From the entries below, copy every line that holds the word "Europe".

-- RECORDS SHOWN --
## begin
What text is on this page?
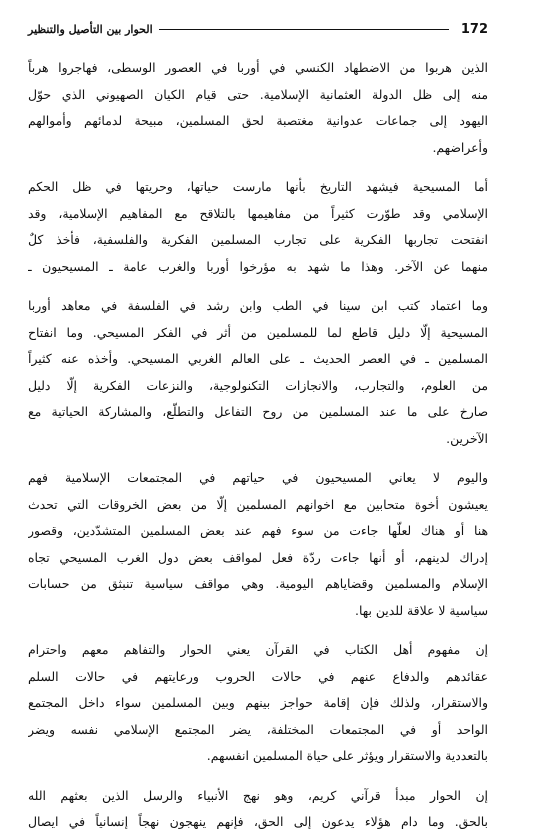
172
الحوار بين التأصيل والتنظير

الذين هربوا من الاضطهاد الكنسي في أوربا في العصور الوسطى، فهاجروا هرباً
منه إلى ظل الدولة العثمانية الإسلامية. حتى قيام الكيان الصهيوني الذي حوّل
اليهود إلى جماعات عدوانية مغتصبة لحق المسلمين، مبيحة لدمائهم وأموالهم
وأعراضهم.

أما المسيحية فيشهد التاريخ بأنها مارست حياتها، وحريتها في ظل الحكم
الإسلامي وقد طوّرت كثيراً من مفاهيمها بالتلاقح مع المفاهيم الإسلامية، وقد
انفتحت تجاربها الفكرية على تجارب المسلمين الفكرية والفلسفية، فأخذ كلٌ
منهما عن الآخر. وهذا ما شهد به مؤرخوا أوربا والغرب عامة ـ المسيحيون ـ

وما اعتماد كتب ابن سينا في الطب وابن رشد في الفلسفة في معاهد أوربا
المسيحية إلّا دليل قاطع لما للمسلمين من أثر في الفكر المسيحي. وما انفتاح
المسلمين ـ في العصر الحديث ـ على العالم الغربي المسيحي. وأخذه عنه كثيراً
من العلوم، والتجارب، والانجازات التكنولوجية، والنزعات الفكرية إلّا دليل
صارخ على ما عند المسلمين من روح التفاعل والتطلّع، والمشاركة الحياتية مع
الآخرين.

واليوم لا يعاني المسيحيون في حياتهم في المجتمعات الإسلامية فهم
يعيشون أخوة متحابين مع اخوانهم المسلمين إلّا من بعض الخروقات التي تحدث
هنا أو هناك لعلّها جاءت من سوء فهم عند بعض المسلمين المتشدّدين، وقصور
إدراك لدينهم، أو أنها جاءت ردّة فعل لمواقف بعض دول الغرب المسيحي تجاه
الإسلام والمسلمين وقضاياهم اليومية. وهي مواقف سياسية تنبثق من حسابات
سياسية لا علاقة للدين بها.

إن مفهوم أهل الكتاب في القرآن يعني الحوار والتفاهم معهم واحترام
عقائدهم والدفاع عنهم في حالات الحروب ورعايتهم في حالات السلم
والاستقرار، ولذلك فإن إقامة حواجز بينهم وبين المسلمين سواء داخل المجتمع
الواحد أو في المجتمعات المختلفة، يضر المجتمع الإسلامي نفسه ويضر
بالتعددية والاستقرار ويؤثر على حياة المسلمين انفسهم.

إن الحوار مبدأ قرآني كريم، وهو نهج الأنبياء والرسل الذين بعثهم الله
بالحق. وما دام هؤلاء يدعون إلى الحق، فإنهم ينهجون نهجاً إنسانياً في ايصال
## end
## begin
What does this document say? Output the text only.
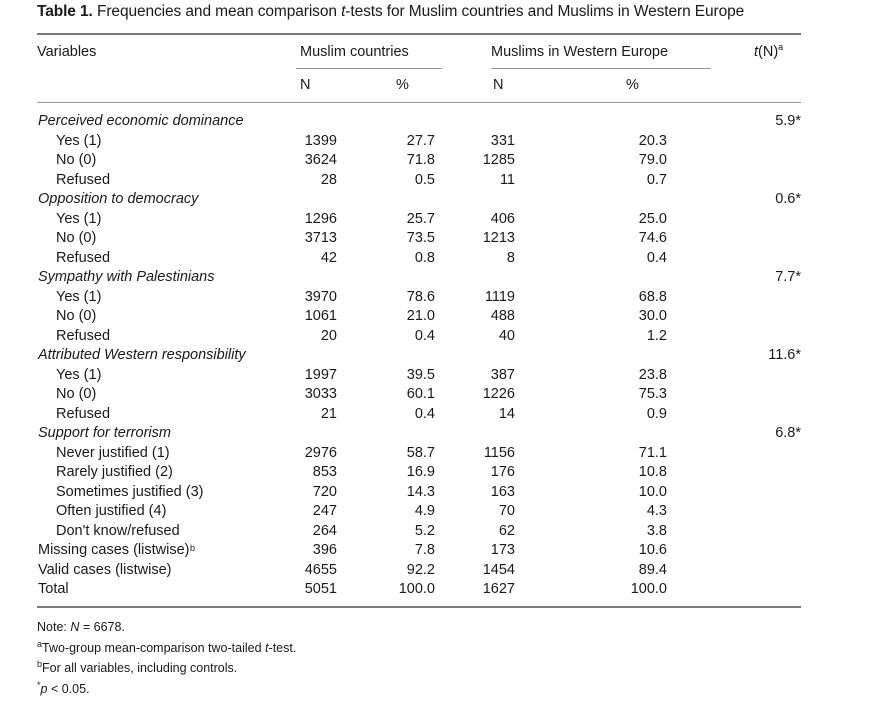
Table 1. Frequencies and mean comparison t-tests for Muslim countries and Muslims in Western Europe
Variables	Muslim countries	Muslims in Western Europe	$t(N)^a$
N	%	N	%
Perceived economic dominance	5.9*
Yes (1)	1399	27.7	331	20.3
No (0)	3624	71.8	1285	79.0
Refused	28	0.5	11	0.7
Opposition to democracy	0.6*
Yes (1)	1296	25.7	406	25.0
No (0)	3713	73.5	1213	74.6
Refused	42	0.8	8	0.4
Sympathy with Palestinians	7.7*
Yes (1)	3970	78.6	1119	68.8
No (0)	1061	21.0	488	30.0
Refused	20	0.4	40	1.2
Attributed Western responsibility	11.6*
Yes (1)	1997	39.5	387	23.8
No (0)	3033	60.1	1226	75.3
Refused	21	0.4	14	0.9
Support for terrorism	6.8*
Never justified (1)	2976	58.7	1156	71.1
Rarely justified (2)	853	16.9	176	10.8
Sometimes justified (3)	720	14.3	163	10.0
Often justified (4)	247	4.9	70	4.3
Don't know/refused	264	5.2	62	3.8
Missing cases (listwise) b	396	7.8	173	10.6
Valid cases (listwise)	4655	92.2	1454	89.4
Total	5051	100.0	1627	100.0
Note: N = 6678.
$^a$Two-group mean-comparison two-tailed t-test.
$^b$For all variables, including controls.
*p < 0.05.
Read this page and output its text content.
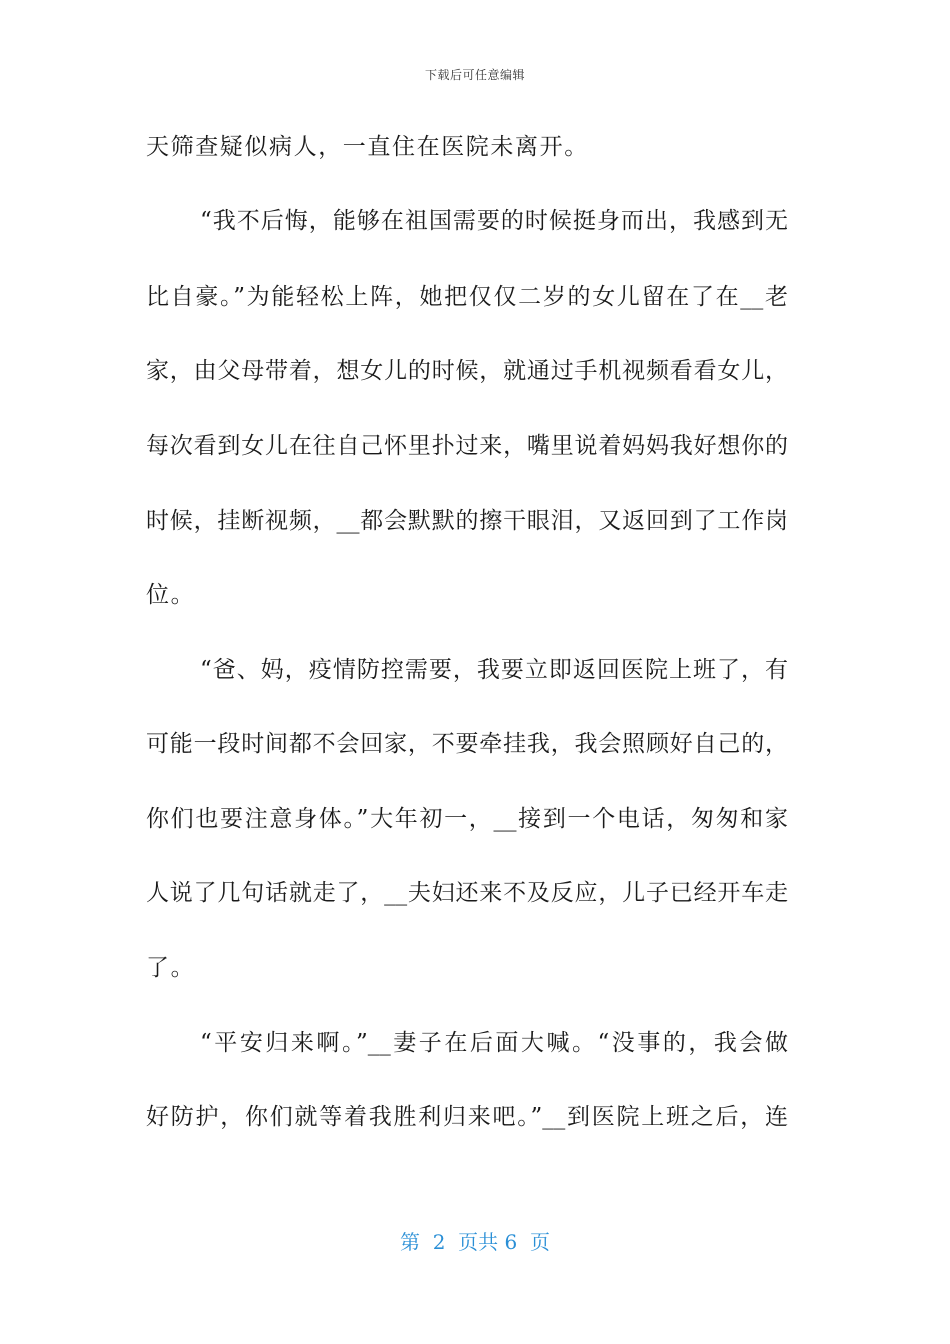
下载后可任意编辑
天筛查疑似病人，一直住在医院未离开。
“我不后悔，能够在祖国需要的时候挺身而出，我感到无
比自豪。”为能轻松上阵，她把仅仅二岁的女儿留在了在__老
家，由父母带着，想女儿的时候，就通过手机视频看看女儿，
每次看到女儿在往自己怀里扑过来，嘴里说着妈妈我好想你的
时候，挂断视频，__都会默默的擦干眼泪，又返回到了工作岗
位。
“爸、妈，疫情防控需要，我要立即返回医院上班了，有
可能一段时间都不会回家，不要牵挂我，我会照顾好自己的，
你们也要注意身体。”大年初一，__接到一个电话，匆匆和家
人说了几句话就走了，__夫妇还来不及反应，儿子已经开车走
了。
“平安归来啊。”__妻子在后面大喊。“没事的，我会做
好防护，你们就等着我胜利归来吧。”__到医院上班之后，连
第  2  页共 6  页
## end
-- COMPLETE OUTPUT --
Table 1. Frequencies and mean comparison t-tests for Muslim countries and Muslims in Western Europe
Variables	Muslim countries	Muslims in Western Europe	$t(N)^a$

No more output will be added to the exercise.